Aim:
The entries below should be output exactly as written.

-=-=-

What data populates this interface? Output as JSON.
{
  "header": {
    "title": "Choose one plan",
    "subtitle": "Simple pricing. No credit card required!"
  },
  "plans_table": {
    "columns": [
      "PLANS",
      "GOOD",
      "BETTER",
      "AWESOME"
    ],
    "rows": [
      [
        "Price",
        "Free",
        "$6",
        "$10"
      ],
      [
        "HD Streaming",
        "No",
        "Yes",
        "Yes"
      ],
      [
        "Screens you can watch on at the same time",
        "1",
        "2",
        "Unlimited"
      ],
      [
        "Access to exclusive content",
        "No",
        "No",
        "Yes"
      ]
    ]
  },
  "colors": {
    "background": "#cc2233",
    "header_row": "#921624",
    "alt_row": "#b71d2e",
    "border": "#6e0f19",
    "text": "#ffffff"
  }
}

-=-=-

Full solution:
What data populates this interface? Output as JSON.
{
  "header": {
    "title": "Choose one plan",
    "subtitle": "Simple pricing. No credit card required!"
  },
  "plans_table": {
    "columns": [
      "PLANS",
      "GOOD",
      "BETTER",
      "AWESOME"
    ],
    "rows": [
      [
        "Price",
        "Free",
        "$6",
        "$10"
      ],
      [
        "HD Streaming",
        "No",
        "Yes",
        "Yes"
      ],
      [
        "Screens you can watch on at the same time",
        "1",
        "2",
        "Unlimited"
      ],
      [
        "Access to exclusive content",
        "No",
        "No",
        "Yes"
      ]
    ]
  },
  "colors": {
    "background": "#cc2233",
    "header_row": "#921624",
    "alt_row": "#b71d2e",
    "border": "#6e0f19",
    "text": "#ffffff"
  }
}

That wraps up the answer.